━━━ Data excerpts ━━━
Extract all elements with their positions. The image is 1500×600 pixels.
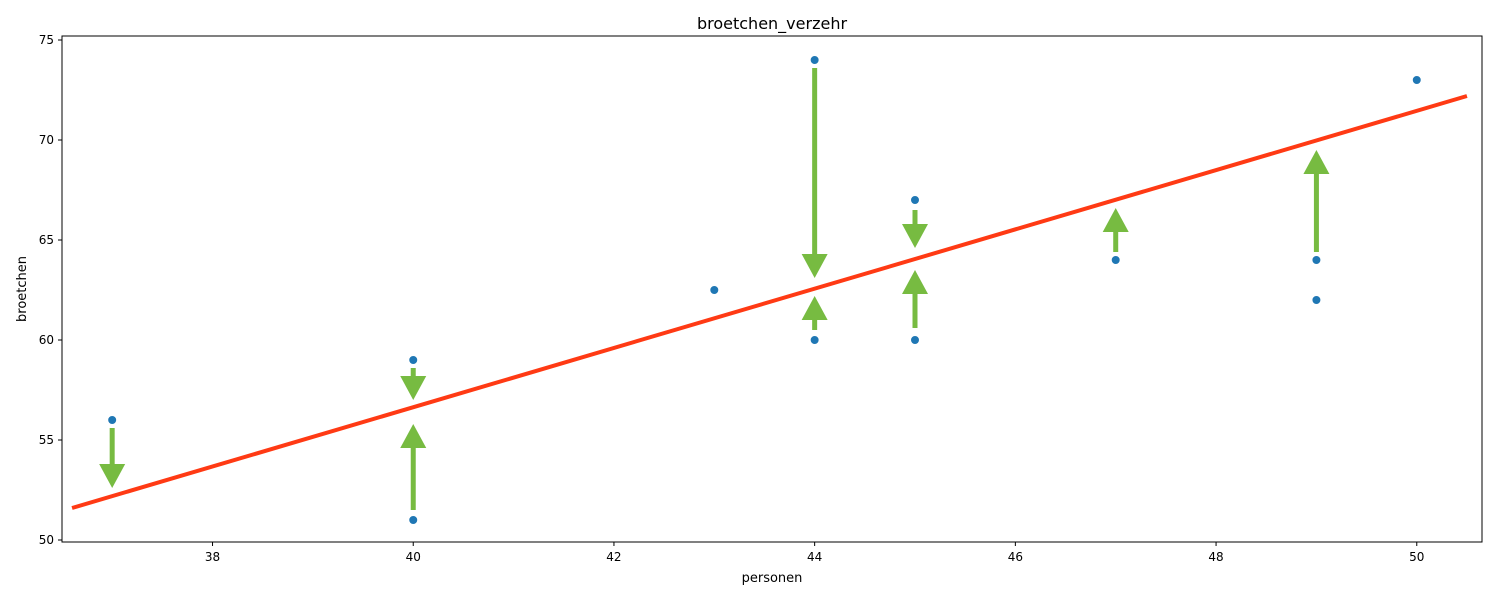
residual-arrow bbox=[400, 424, 427, 510]
plot-area bbox=[71, 55, 1468, 525]
chart-title: broetchen_verzehr bbox=[697, 14, 847, 34]
data-point bbox=[1411, 75, 1422, 85]
data-point bbox=[1110, 255, 1121, 265]
y-axis-label: broetchen bbox=[15, 256, 30, 322]
data-point bbox=[107, 415, 118, 425]
x-tick-label: 38 bbox=[205, 550, 220, 564]
data-point bbox=[809, 55, 820, 65]
residual-arrow-head bbox=[1102, 208, 1129, 232]
x-tick-label: 48 bbox=[1208, 550, 1223, 564]
data-point bbox=[709, 285, 720, 295]
y-tick-label: 70 bbox=[39, 133, 54, 147]
x-tick-label: 40 bbox=[406, 550, 421, 564]
residual-arrow-head bbox=[902, 224, 929, 248]
data-point bbox=[1311, 255, 1322, 265]
residual-arrow-head bbox=[400, 424, 427, 448]
y-tick-label: 65 bbox=[39, 233, 54, 247]
regression-line bbox=[71, 94, 1468, 510]
residual-arrow bbox=[1303, 150, 1330, 252]
x-tick-label: 42 bbox=[606, 550, 621, 564]
y-tick-label: 50 bbox=[39, 533, 54, 547]
residual-arrow bbox=[801, 296, 828, 330]
residual-arrow bbox=[99, 428, 126, 488]
x-tick-label: 50 bbox=[1409, 550, 1424, 564]
residual-arrow bbox=[902, 210, 929, 248]
x-axis: 38 40 42 44 46 48 50 bbox=[205, 542, 1424, 564]
residual-arrow-head bbox=[99, 464, 126, 488]
residual-arrow-head bbox=[400, 376, 427, 400]
x-axis-label: personen bbox=[742, 571, 803, 586]
x-tick-label: 46 bbox=[1008, 550, 1023, 564]
residual-arrow bbox=[1102, 208, 1129, 252]
data-point bbox=[910, 335, 921, 345]
residual-arrow-head bbox=[1303, 150, 1330, 174]
residual-arrow bbox=[801, 68, 828, 278]
residual-arrow bbox=[902, 270, 929, 328]
plot-frame bbox=[61, 35, 1483, 543]
data-point bbox=[408, 515, 419, 525]
y-tick-label: 60 bbox=[39, 333, 54, 347]
data-point bbox=[809, 335, 820, 345]
residual-arrow-head bbox=[801, 296, 828, 320]
residual-arrow-head bbox=[902, 270, 929, 294]
residual-arrow bbox=[400, 368, 427, 400]
x-tick-label: 44 bbox=[807, 550, 822, 564]
residual-arrow-head bbox=[801, 254, 828, 278]
y-tick-label: 75 bbox=[39, 33, 54, 47]
data-point bbox=[408, 355, 419, 365]
y-tick-label: 55 bbox=[39, 433, 54, 447]
data-point bbox=[910, 195, 921, 205]
y-axis: 50 55 60 65 70 75 bbox=[39, 33, 62, 547]
data-point bbox=[1311, 295, 1322, 305]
━━━
Write out all of the rows above again with every "data-point" swapped for "marker" and nothing else changed. Leave out the pictures.

Extract all elements with their positions. The image is 1500×600 pixels.
residual-arrow bbox=[400, 424, 427, 510]
plot-area bbox=[71, 55, 1468, 525]
chart-title: broetchen_verzehr bbox=[697, 14, 847, 34]
marker bbox=[1411, 75, 1422, 85]
marker bbox=[1110, 255, 1121, 265]
y-axis-label: broetchen bbox=[15, 256, 30, 322]
marker bbox=[107, 415, 118, 425]
x-tick-label: 38 bbox=[205, 550, 220, 564]
marker bbox=[809, 55, 820, 65]
residual-arrow-head bbox=[1102, 208, 1129, 232]
x-tick-label: 48 bbox=[1208, 550, 1223, 564]
marker bbox=[709, 285, 720, 295]
y-tick-label: 70 bbox=[39, 133, 54, 147]
x-tick-label: 40 bbox=[406, 550, 421, 564]
residual-arrow-head bbox=[902, 224, 929, 248]
marker bbox=[1311, 255, 1322, 265]
residual-arrow-head bbox=[400, 424, 427, 448]
y-tick-label: 65 bbox=[39, 233, 54, 247]
regression-line bbox=[71, 94, 1468, 510]
residual-arrow bbox=[1303, 150, 1330, 252]
x-tick-label: 42 bbox=[606, 550, 621, 564]
y-tick-label: 50 bbox=[39, 533, 54, 547]
residual-arrow bbox=[801, 296, 828, 330]
residual-arrow bbox=[99, 428, 126, 488]
x-tick-label: 50 bbox=[1409, 550, 1424, 564]
residual-arrow bbox=[902, 210, 929, 248]
x-axis: 38 40 42 44 46 48 50 bbox=[205, 542, 1424, 564]
residual-arrow-head bbox=[99, 464, 126, 488]
residual-arrow-head bbox=[400, 376, 427, 400]
x-axis-label: personen bbox=[742, 571, 803, 586]
x-tick-label: 46 bbox=[1008, 550, 1023, 564]
residual-arrow bbox=[1102, 208, 1129, 252]
marker bbox=[910, 335, 921, 345]
residual-arrow-head bbox=[1303, 150, 1330, 174]
residual-arrow bbox=[801, 68, 828, 278]
residual-arrow bbox=[902, 270, 929, 328]
plot-frame bbox=[61, 35, 1483, 543]
marker bbox=[408, 515, 419, 525]
y-tick-label: 60 bbox=[39, 333, 54, 347]
marker bbox=[809, 335, 820, 345]
residual-arrow-head bbox=[801, 296, 828, 320]
residual-arrow-head bbox=[902, 270, 929, 294]
residual-arrow bbox=[400, 368, 427, 400]
x-tick-label: 44 bbox=[807, 550, 822, 564]
residual-arrow-head bbox=[801, 254, 828, 278]
y-tick-label: 75 bbox=[39, 33, 54, 47]
marker bbox=[408, 355, 419, 365]
y-tick-label: 55 bbox=[39, 433, 54, 447]
marker bbox=[910, 195, 921, 205]
y-axis: 50 55 60 65 70 75 bbox=[39, 33, 62, 547]
marker bbox=[1311, 295, 1322, 305]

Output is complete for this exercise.